** Begin Source text **

Pubdate: Mon, 10 Mar 2003
Source: San Antonio Express-News (TX)
Copyright: 2003 San Antonio Express-News
Author: John Sevigny, Special to the Express-News


LOS RAMONES, Mexico - Crime is rare, and there no longer are any 
rough-and-tumble cantinas in this small town wedged between a railroad line 
and the twisting, green Rio Pesqueria.

But for decades, there were enough barroom brawls, shootouts and 
cold-blooded killings here to inspire countless musicians to write gritty 
songs about the mayhem they saw.

"It was a violent life," said Higinio Flores, 77, who grew up in Ramones 
and began belting out corridos, as the bouncing, accordion-driven ballads 
are known, when he was just 15.

Historians say it's tough to prove the local legend that the corrido was 
born here, though many masters of the form, such as Carlos y Jose and the 
members of the group Bagon Chicano, definitely were.

What's certain is that today's narcocorridos, ultraviolent corridos 
chronicling the lives of modern-day drug lords, have roots in the equally 
violent music written and played here for more than a century.

That's why musicians here have watched with more than passing interest as 
five Mexican state governments, including Nuevo Leon, where Ramones is 
located, have in the past two years banned the wildly popular drug songs 
from the airwaves.

Backers of the ban say music about bad guys only encourages bad deeds, 
particularly among young fans.

In the crosshairs of the government are songs by such recording artists as 
Beto Quintanilla, born in the nearby town of General Teran, who often sings 
about smugglers and who appears on the covers of his compact discs posing 
with high-powered firearms.

In outlawing the music, state lawmakers have referred to language in a 
50-year-old federal law that bans television and radio stations from 
transmitting anything condoning violence or crime.

Nuevo Leon state lawmaker Ernesto Tijerina, of the Institutional 
Revolutionary Party, or PRI, has led efforts in his state to rid the radio 
waves of narcocorridos.

He considers himself a fan of the corrido and has even written a few 
himself. But narcocorridos, he said, should not be played on radio 
stations, the majority of which depend on government advertising to stay in 

So far, nobody has been arrested for playing narcocorridos on the air. In 
fact, most stations have voluntarily scratched the songs from their playlists.

Tijerina said he's ready to see the government get tough on those who 
continue playing the songs. He said he would support sanctions against 
offenders, including fines and jail time.

"Play these songs in the cantinas, in the mountains, or wherever, but not 
on the radio," he said recently in his office in Monterrey, a city of 
almost 4 million people.

In Los Ramones, about 40 miles from Monterrey, musicians have mixed views 
about the current state of the art form, but most agree on one thing: The 
law will never kill the narcocorrido.

"You can't contain a fire that's burning out of control," said Flores, who 
like Tijerina, laments that the art form has turned so violent.

But other musicians say a glance at the history of corridos shows violence 
long has been part of the genre.

Before the era of cross-border drug trafficking, unschooled ranch musicians 
sang about gunslinging bootleggers who smuggled tequila into the United 
States during Prohibition.

Before that, they sang about suicides, killings over women, and other rural 
or small-town tragedies.

One classic corrido, for instance, tells of a rancher who lost his money, 
horses and land in a gambling house. Realizing his foolishness, he walked 
outside and killed himself with his pistol.

** End Source text **
** Begin Stored data **

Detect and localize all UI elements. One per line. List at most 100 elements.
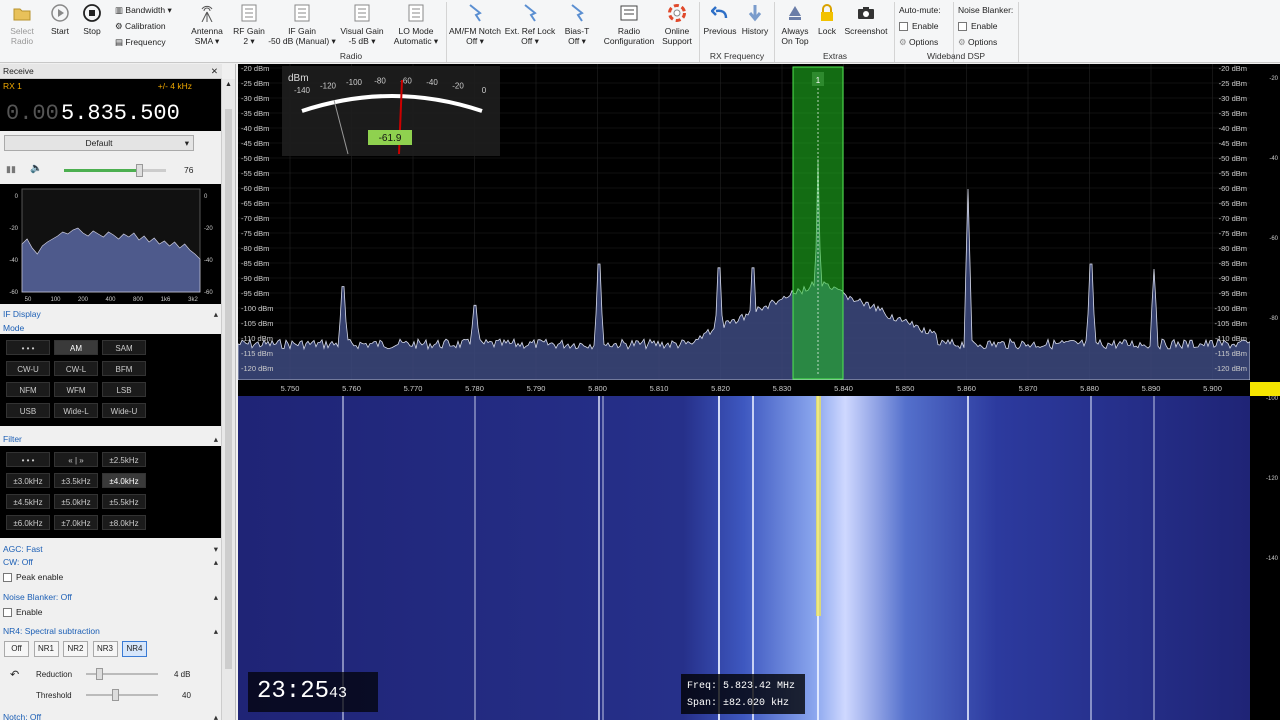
filter-button[interactable]: ±2.5kHz	[102, 452, 146, 467]
nb-enable-row[interactable]: Enable	[3, 607, 42, 618]
db-label-right: -35 dBm	[1219, 109, 1247, 118]
radio-configuration-button[interactable]: Radio Configuration	[600, 2, 658, 50]
nr-button[interactable]: Off	[4, 641, 29, 657]
receive-header[interactable]: Receive ✕	[0, 64, 222, 79]
bandwidth-button[interactable]: ▥ Bandwidth ▾	[115, 2, 172, 18]
lo-mode-button[interactable]: LO Mode Automatic ▾	[390, 2, 442, 50]
reset-arrow-icon[interactable]: ↶	[10, 668, 19, 681]
mode-button[interactable]: LSB	[102, 382, 146, 397]
peak-enable-row[interactable]: Peak enable	[3, 572, 63, 583]
mode-button[interactable]: USB	[6, 403, 50, 418]
noise-blanker-checkbox[interactable]	[958, 22, 967, 32]
mode-button[interactable]: SAM	[102, 340, 146, 355]
mode-button[interactable]: WFM	[54, 382, 98, 397]
screenshot-button[interactable]: Screenshot	[842, 2, 890, 50]
select-radio-button[interactable]: Select Radio	[4, 2, 40, 50]
nr-button[interactable]: NR3	[92, 641, 118, 657]
bias-t-button[interactable]: Bias-T Off ▾	[560, 2, 594, 50]
always-on-top-button[interactable]: Always On Top	[778, 2, 812, 50]
amfm-notch-button[interactable]: AM/FM Notch Off ▾	[448, 2, 502, 50]
volume-slider[interactable]	[64, 164, 166, 177]
audio-y-label: 0	[15, 194, 19, 200]
nr4-header[interactable]: NR4: Spectral subtraction ▴	[0, 625, 222, 638]
notch-header[interactable]: Notch: Off ▴	[0, 711, 222, 720]
rf-gain-button[interactable]: RF Gain 2 ▾	[232, 2, 266, 50]
filter-button[interactable]: « | »	[54, 452, 98, 467]
rf-gain-value: 2 ▾	[243, 36, 255, 46]
if-gain-button[interactable]: IF Gain -50 dB (Manual) ▾	[268, 2, 336, 50]
mode-button[interactable]: • • •	[6, 340, 50, 355]
threshold-slider[interactable]	[86, 689, 158, 701]
noise-blanker-group: Noise Blanker: Enable ⚙ Options	[958, 2, 1013, 50]
filter-button[interactable]: ±8.0kHz	[102, 515, 146, 530]
peak-enable-checkbox[interactable]	[3, 573, 12, 583]
frequency-button[interactable]: ▤ Frequency	[115, 34, 172, 50]
mode-button[interactable]: AM	[54, 340, 98, 355]
nb-enable-checkbox[interactable]	[3, 608, 12, 618]
filter-button[interactable]: • • •	[6, 452, 50, 467]
speaker-icon[interactable]: 🔈	[30, 163, 42, 174]
mode-button[interactable]: CW-L	[54, 361, 98, 376]
start-label: Start	[51, 26, 69, 36]
history-button[interactable]: History	[740, 2, 770, 50]
auto-mute-options[interactable]: ⚙ Options	[899, 34, 941, 50]
mode-button[interactable]: Wide-U	[102, 403, 146, 418]
equalizer-icon[interactable]: ▮▮	[6, 164, 16, 175]
auto-mute-checkbox[interactable]	[899, 22, 908, 32]
calibration-button[interactable]: ⚙ Calibration	[115, 18, 172, 34]
close-icon[interactable]: ✕	[211, 64, 218, 79]
mode-button[interactable]: BFM	[102, 361, 146, 376]
mode-button[interactable]: CW-U	[6, 361, 50, 376]
threshold-thumb[interactable]	[112, 689, 119, 701]
ext-ref-lock-button[interactable]: Ext. Ref Lock Off ▾	[504, 2, 556, 50]
separator	[1018, 2, 1019, 62]
nr-button[interactable]: NR4	[122, 641, 147, 657]
scroll-up-icon[interactable]: ▲	[225, 81, 232, 88]
filter-button[interactable]: ±7.0kHz	[54, 515, 98, 530]
filter-button[interactable]: ±6.0kHz	[6, 515, 50, 530]
bandwidth-label: Bandwidth	[125, 5, 166, 15]
spectrum-display[interactable]: 1 -20 dBm -20 dBm -25 dBm -25 dBm -30 dBm -30…	[237, 64, 1251, 381]
noise-blanker-options[interactable]: ⚙ Options	[958, 34, 1013, 50]
filter-button[interactable]: ±3.0kHz	[6, 473, 50, 488]
auto-mute-enable[interactable]: Enable	[899, 18, 941, 34]
stop-button[interactable]: Stop	[78, 2, 106, 50]
online-support-button[interactable]: Online Support	[658, 2, 696, 50]
filter-header[interactable]: Filter ▴	[0, 433, 222, 446]
cw-header[interactable]: CW: Off ▴	[0, 556, 222, 569]
filter-button[interactable]: ±5.0kHz	[54, 494, 98, 509]
nr-button[interactable]: NR2	[63, 641, 88, 657]
agc-header[interactable]: AGC: Fast ▾	[0, 543, 222, 556]
start-button[interactable]: Start	[46, 2, 74, 50]
left-panel-scrollbar[interactable]: ▲	[221, 79, 235, 720]
noise-blanker-enable[interactable]: Enable	[958, 18, 1013, 34]
volume-thumb[interactable]	[136, 164, 143, 177]
noise-blanker-panel-header[interactable]: Noise Blanker: Off ▴	[0, 591, 222, 604]
select-radio-label-2: Radio	[10, 36, 34, 46]
waterfall-display[interactable]	[238, 396, 1250, 720]
lock-button[interactable]: Lock	[814, 2, 840, 50]
reduction-thumb[interactable]	[96, 668, 103, 680]
previous-button[interactable]: Previous	[702, 2, 738, 50]
reduction-slider[interactable]	[86, 668, 158, 680]
mode-button[interactable]: NFM	[6, 382, 50, 397]
antenna-button[interactable]: Antenna SMA ▾	[188, 2, 226, 50]
frequency-axis[interactable]: 5.750 5.760 5.770 5.780 5.790 5.800 5.810 5.820…	[238, 380, 1250, 396]
audio-spectrum: 0 0 -20 -20 -40 -40 -60 -60 50 100 200 400 800 1k6 3k2	[0, 184, 222, 304]
frequency-leading-digits[interactable]: 0.00	[6, 101, 59, 126]
wf-scale-marker[interactable]	[1250, 382, 1280, 396]
filter-button[interactable]: ±4.5kHz	[6, 494, 50, 509]
audio-y-label-right: -40	[204, 258, 213, 264]
profile-dropdown[interactable]: Default ▾	[4, 135, 194, 151]
notch-icon	[465, 3, 485, 23]
frequency-digits[interactable]: 5.835.500	[61, 101, 180, 126]
filter-button[interactable]: ±4.0kHz	[102, 473, 146, 488]
if-display-header[interactable]: IF Display ▴	[0, 308, 222, 321]
meter-scale-label: -40	[426, 78, 438, 87]
filter-button[interactable]: ±3.5kHz	[54, 473, 98, 488]
filter-button[interactable]: ±5.5kHz	[102, 494, 146, 509]
nr-button[interactable]: NR1	[33, 641, 59, 657]
visual-gain-button[interactable]: Visual Gain -5 dB ▾	[338, 2, 386, 50]
mode-button[interactable]: Wide-L	[54, 403, 98, 418]
scrollbar-thumb[interactable]	[225, 109, 232, 669]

** End Stored data **

# Request 1
In the corrido article, how old was Higinio Flores when he started singing corridos?
# Request 2
Reproduce the section of the corrido article that begins at the words "In Los Ramones, about" and stops after the words "of the genre.".
The material stands apart from the corrido article.

# Output 1
He was 15.

# Output 2
In Los Ramones, about 40 miles from Monterrey, musicians have mixed views 
about the current state of the art form, but most agree on one thing: The 
law will never kill the narcocorrido.

"You can't contain a fire that's burning out of control," said Flores, who 
like Tijerina, laments that the art form has turned so violent.

But other musicians say a glance at the history of corridos shows violence 
long has been part of the genre.